● **Records provided**:
···

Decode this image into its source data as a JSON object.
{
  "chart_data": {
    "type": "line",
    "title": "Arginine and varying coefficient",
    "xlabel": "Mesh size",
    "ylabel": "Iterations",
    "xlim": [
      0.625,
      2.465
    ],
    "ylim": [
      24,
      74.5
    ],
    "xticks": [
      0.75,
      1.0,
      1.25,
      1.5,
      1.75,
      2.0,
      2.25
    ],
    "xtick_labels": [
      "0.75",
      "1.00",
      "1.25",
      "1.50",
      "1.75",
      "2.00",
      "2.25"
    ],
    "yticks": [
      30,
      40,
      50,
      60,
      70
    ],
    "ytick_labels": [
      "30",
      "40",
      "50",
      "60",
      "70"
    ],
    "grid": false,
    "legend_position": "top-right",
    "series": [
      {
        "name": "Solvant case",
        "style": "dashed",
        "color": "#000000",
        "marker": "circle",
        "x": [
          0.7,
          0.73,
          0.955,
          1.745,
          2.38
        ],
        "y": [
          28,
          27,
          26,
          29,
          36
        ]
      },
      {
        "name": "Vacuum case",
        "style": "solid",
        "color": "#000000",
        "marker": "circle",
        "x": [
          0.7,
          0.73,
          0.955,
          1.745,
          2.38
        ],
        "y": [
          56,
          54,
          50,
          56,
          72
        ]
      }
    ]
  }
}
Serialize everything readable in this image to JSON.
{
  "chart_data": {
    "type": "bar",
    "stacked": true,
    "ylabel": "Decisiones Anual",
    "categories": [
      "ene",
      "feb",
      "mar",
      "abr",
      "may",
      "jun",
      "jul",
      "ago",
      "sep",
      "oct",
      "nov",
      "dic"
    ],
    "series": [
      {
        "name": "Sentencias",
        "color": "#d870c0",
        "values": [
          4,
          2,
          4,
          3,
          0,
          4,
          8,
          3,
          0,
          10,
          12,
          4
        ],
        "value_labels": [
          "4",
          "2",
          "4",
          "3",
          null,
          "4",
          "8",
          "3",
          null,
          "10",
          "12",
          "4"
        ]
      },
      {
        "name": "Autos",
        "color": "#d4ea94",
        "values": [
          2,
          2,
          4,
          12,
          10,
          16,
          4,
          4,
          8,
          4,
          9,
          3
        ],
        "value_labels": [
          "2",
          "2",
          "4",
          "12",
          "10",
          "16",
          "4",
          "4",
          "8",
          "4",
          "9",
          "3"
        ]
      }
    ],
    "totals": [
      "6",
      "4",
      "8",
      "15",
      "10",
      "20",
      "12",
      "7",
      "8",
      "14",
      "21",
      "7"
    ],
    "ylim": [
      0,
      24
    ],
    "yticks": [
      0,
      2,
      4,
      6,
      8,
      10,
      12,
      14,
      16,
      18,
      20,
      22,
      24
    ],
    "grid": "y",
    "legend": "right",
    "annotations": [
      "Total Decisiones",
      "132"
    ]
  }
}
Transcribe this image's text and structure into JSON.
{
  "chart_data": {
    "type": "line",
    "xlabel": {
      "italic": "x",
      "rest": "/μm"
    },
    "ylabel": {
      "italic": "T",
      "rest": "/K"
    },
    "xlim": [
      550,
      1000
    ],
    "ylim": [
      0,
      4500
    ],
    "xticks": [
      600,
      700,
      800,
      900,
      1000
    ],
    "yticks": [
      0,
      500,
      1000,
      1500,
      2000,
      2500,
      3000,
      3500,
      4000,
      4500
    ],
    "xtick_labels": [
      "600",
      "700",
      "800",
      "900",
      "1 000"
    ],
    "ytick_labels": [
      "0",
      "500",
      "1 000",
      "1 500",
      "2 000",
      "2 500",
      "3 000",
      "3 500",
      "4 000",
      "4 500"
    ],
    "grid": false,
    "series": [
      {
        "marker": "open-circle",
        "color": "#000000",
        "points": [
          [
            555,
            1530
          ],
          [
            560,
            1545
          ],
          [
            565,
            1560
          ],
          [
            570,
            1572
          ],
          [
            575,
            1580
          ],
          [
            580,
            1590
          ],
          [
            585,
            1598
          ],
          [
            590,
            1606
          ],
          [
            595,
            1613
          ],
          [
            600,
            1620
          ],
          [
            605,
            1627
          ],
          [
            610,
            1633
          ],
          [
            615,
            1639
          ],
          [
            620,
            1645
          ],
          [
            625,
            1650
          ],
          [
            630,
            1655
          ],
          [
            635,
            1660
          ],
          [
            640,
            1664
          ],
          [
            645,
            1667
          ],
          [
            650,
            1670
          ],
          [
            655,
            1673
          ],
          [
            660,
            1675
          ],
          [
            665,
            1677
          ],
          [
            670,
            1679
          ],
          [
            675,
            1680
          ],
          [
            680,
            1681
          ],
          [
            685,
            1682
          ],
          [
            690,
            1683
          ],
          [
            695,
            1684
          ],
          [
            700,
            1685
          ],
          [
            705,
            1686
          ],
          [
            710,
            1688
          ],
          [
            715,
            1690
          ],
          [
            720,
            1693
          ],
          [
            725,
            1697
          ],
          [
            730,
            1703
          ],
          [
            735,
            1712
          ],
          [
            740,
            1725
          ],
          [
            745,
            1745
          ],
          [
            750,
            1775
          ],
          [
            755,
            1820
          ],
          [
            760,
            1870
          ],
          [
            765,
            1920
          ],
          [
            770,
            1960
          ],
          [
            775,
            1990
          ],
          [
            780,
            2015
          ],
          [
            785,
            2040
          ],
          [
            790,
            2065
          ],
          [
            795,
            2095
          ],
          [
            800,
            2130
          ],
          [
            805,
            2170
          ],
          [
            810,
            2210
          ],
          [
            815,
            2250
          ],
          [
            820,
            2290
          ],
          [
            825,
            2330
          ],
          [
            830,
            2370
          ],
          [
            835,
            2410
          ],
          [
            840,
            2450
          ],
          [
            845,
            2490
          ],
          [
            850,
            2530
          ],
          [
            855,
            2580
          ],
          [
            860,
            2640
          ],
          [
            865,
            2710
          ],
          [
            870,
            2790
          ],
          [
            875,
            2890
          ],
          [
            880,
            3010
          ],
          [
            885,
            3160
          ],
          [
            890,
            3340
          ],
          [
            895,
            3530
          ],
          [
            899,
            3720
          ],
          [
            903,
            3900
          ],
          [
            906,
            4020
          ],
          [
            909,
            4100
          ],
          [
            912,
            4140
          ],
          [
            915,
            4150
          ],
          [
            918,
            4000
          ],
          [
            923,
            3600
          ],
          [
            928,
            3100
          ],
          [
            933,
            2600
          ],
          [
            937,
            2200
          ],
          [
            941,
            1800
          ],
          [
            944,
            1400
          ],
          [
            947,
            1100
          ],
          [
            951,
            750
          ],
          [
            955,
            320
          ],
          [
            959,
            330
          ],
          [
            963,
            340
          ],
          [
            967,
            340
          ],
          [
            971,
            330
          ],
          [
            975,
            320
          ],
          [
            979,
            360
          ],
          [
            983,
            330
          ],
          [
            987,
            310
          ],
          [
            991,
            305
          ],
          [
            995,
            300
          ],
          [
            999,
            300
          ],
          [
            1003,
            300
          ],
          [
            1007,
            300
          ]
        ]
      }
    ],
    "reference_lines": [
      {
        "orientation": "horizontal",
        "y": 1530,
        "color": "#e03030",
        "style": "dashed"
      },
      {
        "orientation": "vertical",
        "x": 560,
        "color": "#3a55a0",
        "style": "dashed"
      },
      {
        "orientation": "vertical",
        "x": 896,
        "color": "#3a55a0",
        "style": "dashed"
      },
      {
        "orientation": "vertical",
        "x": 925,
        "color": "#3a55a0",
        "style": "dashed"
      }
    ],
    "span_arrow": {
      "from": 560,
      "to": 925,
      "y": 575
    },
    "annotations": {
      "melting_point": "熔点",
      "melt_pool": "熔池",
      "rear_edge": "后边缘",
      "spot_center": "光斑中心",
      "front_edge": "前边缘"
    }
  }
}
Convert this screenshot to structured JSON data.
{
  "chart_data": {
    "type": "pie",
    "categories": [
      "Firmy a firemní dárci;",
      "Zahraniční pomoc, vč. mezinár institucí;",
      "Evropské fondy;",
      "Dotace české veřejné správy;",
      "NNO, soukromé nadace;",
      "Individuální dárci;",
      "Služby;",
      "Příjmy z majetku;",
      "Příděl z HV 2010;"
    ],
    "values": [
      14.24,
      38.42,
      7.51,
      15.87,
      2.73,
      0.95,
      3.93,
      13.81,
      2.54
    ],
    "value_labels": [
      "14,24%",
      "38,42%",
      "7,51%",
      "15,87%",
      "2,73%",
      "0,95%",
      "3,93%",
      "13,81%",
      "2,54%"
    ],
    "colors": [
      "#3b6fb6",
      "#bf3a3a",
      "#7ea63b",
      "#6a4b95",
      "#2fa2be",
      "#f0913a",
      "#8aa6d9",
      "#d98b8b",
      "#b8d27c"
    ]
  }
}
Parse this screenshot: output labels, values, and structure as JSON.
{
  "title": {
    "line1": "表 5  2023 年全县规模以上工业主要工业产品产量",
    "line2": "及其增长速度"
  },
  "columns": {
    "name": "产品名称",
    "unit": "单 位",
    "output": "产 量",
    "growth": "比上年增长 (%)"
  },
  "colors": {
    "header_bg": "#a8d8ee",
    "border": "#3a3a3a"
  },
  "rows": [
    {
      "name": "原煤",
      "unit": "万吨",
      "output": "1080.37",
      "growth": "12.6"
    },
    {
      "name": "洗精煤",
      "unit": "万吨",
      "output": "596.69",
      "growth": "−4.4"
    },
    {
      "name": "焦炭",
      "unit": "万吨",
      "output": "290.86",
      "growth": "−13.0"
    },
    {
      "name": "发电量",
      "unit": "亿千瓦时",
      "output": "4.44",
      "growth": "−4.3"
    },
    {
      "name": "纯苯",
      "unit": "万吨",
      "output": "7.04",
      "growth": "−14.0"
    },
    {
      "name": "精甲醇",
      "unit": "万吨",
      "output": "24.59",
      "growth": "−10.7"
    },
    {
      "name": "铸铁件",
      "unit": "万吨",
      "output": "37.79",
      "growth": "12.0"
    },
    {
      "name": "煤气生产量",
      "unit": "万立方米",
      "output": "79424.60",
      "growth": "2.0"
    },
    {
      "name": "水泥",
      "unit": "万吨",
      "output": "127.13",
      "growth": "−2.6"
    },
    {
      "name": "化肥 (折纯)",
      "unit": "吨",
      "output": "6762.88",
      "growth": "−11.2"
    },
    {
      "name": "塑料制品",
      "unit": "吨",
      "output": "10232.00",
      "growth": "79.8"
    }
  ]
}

···

● **What the task asks**:
For each line of the entries that includes "values", show that line.

● **Result of this task**:
        "values": [
        "values": [
    "values": [
Parse this screenshot: output labels, values, and structure as JSON.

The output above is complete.